**Goal of the exercise:** Set down each entry exactly as given; pictures should not appear in the copy.

# # # # #

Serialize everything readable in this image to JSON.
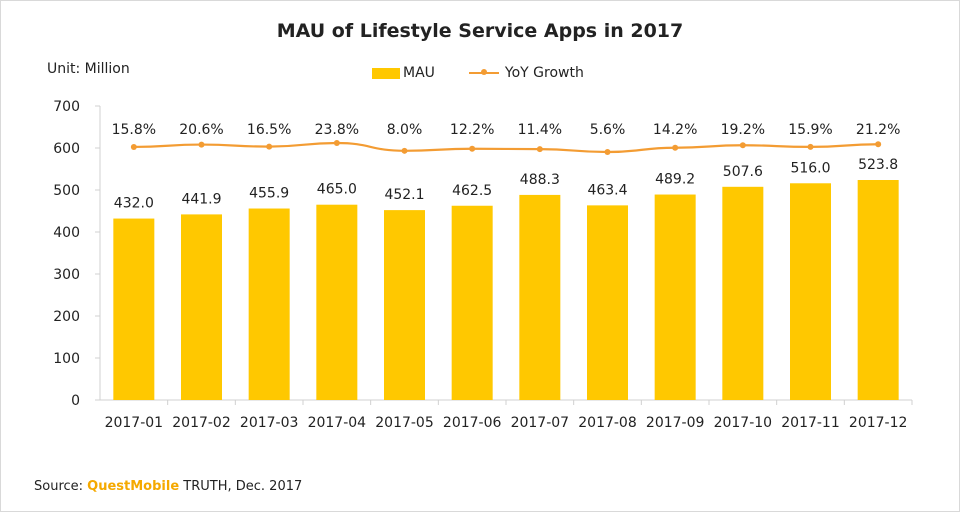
{
  "title": "MAU of Lifestyle Service Apps in 2017",
  "unit_label": "Unit: Million",
  "colors": {
    "bar": "#FFC800",
    "line": "#F39C33",
    "axis": "#d0d0d0",
    "source_brand": "#F5A900"
  },
  "source": {
    "prefix": "Source: ",
    "brand": "QuestMobile",
    "suffix": " TRUTH, Dec. 2017"
  },
  "chart_data": {
    "type": "bar",
    "title": "MAU of Lifestyle Service Apps in 2017",
    "categories": [
      "2017-01",
      "2017-02",
      "2017-03",
      "2017-04",
      "2017-05",
      "2017-06",
      "2017-07",
      "2017-08",
      "2017-09",
      "2017-10",
      "2017-11",
      "2017-12"
    ],
    "series": [
      {
        "name": "MAU",
        "type": "bar",
        "values": [
          432.0,
          441.9,
          455.9,
          465.0,
          452.1,
          462.5,
          488.3,
          463.4,
          489.2,
          507.6,
          516.0,
          523.8
        ],
        "labels": [
          "432.0",
          "441.9",
          "455.9",
          "465.0",
          "452.1",
          "462.5",
          "488.3",
          "463.4",
          "489.2",
          "507.6",
          "516.0",
          "523.8"
        ]
      },
      {
        "name": "YoY Growth",
        "type": "line",
        "values": [
          15.8,
          20.6,
          16.5,
          23.8,
          8.0,
          12.2,
          11.4,
          5.6,
          14.2,
          19.2,
          15.9,
          21.2
        ],
        "labels": [
          "15.8%",
          "20.6%",
          "16.5%",
          "23.8%",
          "8.0%",
          "12.2%",
          "11.4%",
          "5.6%",
          "14.2%",
          "19.2%",
          "15.9%",
          "21.2%"
        ]
      }
    ],
    "ylim": [
      0,
      700
    ],
    "yticks": [
      "0",
      "100",
      "200",
      "300",
      "400",
      "500",
      "600",
      "700"
    ],
    "ylabel": "Unit: Million",
    "legend": "top-center",
    "grid": false
  }
}
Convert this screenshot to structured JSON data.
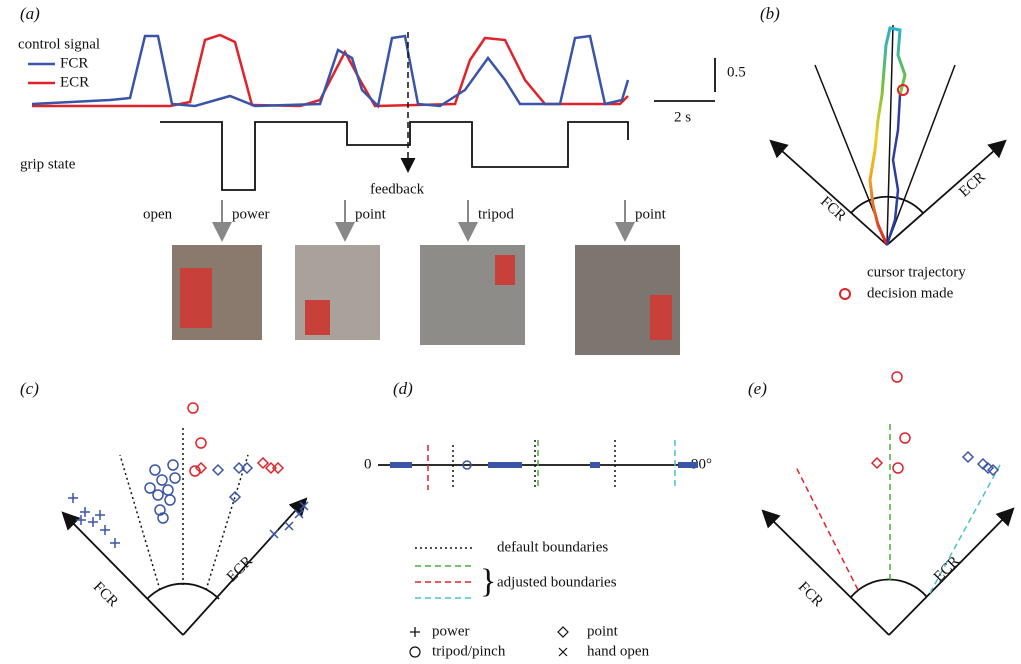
{
  "panel_a": {
    "label": "(a)",
    "control_signal": "control signal",
    "legend": [
      "FCR",
      "ECR"
    ],
    "scale_y": "0.5",
    "scale_x": "2 s",
    "grip_state": "grip state",
    "feedback": "feedback",
    "grips": [
      "open",
      "power",
      "point",
      "tripod",
      "point"
    ]
  },
  "panel_b": {
    "label": "(b)",
    "axes": [
      "FCR",
      "ECR"
    ],
    "legend": [
      "cursor trajectory",
      "decision made"
    ]
  },
  "panel_c": {
    "label": "(c)",
    "axes": [
      "FCR",
      "ECR"
    ]
  },
  "panel_d": {
    "label": "(d)",
    "axis_start": "0",
    "axis_end": "90°",
    "boundaries": [
      "default boundaries",
      "adjusted boundaries"
    ],
    "markers": [
      "power",
      "point",
      "tripod/pinch",
      "hand open"
    ]
  },
  "panel_e": {
    "label": "(e)",
    "axes": [
      "FCR",
      "ECR"
    ]
  }
}
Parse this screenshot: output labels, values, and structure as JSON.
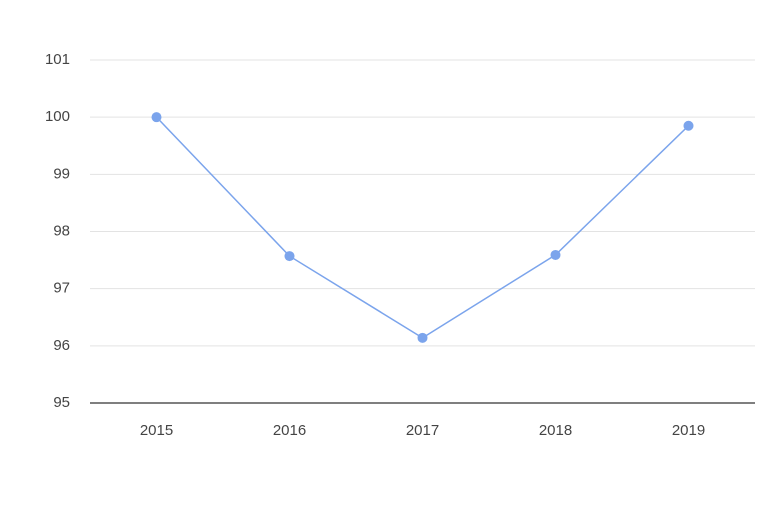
{
  "chart_data": {
    "type": "line",
    "categories": [
      "2015",
      "2016",
      "2017",
      "2018",
      "2019"
    ],
    "values": [
      100,
      97.57,
      96.14,
      97.59,
      99.85
    ],
    "color": "#7ba4ec",
    "ylim": [
      95,
      101
    ],
    "yticks": [
      95,
      96,
      97,
      98,
      99,
      100,
      101
    ],
    "grid": true
  }
}
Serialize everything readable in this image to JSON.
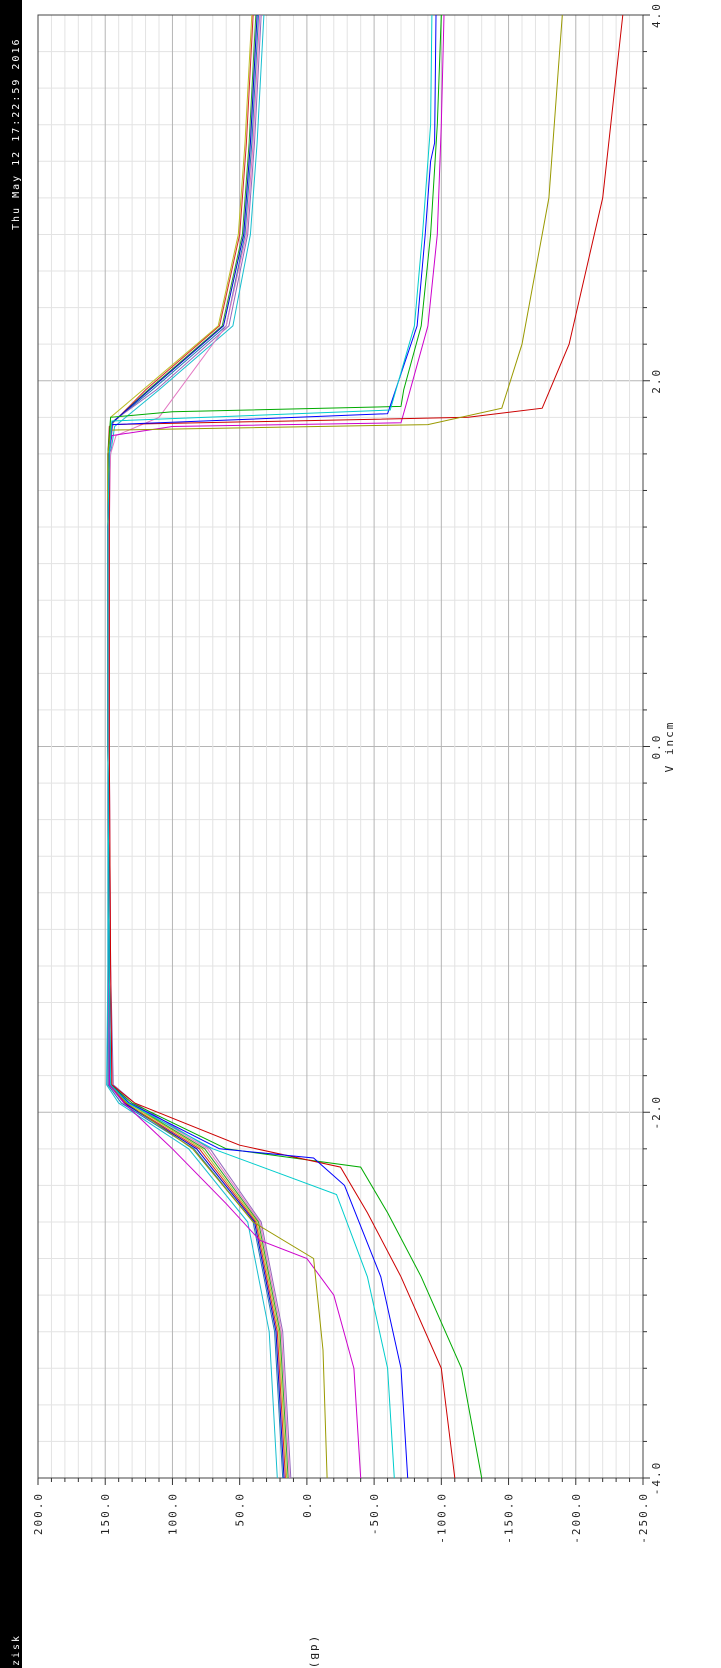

# # # # #

**Answer for this exercise:**
Serialize everything readable in this image to JSON.
{
  "title": "MAU of Lifestyle Service Apps in 2017",
  "unit_label": "Unit: Million",
  "colors": {
    "bar": "#FFC800",
    "line": "#F39C33",
    "axis": "#d0d0d0",
    "source_brand": "#F5A900"
  },
  "source": {
    "prefix": "Source: ",
    "brand": "QuestMobile",
    "suffix": " TRUTH, Dec. 2017"
  },
  "chart_data": {
    "type": "bar",
    "title": "MAU of Lifestyle Service Apps in 2017",
    "categories": [
      "2017-01",
      "2017-02",
      "2017-03",
      "2017-04",
      "2017-05",
      "2017-06",
      "2017-07",
      "2017-08",
      "2017-09",
      "2017-10",
      "2017-11",
      "2017-12"
    ],
    "series": [
      {
        "name": "MAU",
        "type": "bar",
        "values": [
          432.0,
          441.9,
          455.9,
          465.0,
          452.1,
          462.5,
          488.3,
          463.4,
          489.2,
          507.6,
          516.0,
          523.8
        ],
        "labels": [
          "432.0",
          "441.9",
          "455.9",
          "465.0",
          "452.1",
          "462.5",
          "488.3",
          "463.4",
          "489.2",
          "507.6",
          "516.0",
          "523.8"
        ]
      },
      {
        "name": "YoY Growth",
        "type": "line",
        "values": [
          15.8,
          20.6,
          16.5,
          23.8,
          8.0,
          12.2,
          11.4,
          5.6,
          14.2,
          19.2,
          15.9,
          21.2
        ],
        "labels": [
          "15.8%",
          "20.6%",
          "16.5%",
          "23.8%",
          "8.0%",
          "12.2%",
          "11.4%",
          "5.6%",
          "14.2%",
          "19.2%",
          "15.9%",
          "21.2%"
        ]
      }
    ],
    "ylim": [
      0,
      700
    ],
    "yticks": [
      "0",
      "100",
      "200",
      "300",
      "400",
      "500",
      "600",
      "700"
    ],
    "ylabel": "Unit: Million",
    "legend": "top-center",
    "grid": false
  }
}
Convert this screenshot to structured JSON data.
{
  "panel_a": {
    "label": "(a)",
    "control_signal": "control signal",
    "legend": [
      "FCR",
      "ECR"
    ],
    "scale_y": "0.5",
    "scale_x": "2 s",
    "grip_state": "grip state",
    "feedback": "feedback",
    "grips": [
      "open",
      "power",
      "point",
      "tripod",
      "point"
    ]
  },
  "panel_b": {
    "label": "(b)",
    "axes": [
      "FCR",
      "ECR"
    ],
    "legend": [
      "cursor trajectory",
      "decision made"
    ]
  },
  "panel_c": {
    "label": "(c)",
    "axes": [
      "FCR",
      "ECR"
    ]
  },
  "panel_d": {
    "label": "(d)",
    "axis_start": "0",
    "axis_end": "90°",
    "boundaries": [
      "default boundaries",
      "adjusted boundaries"
    ],
    "markers": [
      "power",
      "point",
      "tripod/pinch",
      "hand open"
    ]
  },
  "panel_e": {
    "label": "(e)",
    "axes": [
      "FCR",
      "ECR"
    ]
  }
}
Parse this screenshot: output labels, values, and structure as JSON.
{
  "chart_data": {
    "type": "line",
    "categories": [
      "2015",
      "2016",
      "2017",
      "2018",
      "2019"
    ],
    "values": [
      100,
      97.57,
      96.14,
      97.59,
      99.85
    ],
    "color": "#7ba4ec",
    "ylim": [
      95,
      101
    ],
    "yticks": [
      95,
      96,
      97,
      98,
      99,
      100,
      101
    ],
    "grid": true
  }
}
Serialize everything readable in this image to JSON.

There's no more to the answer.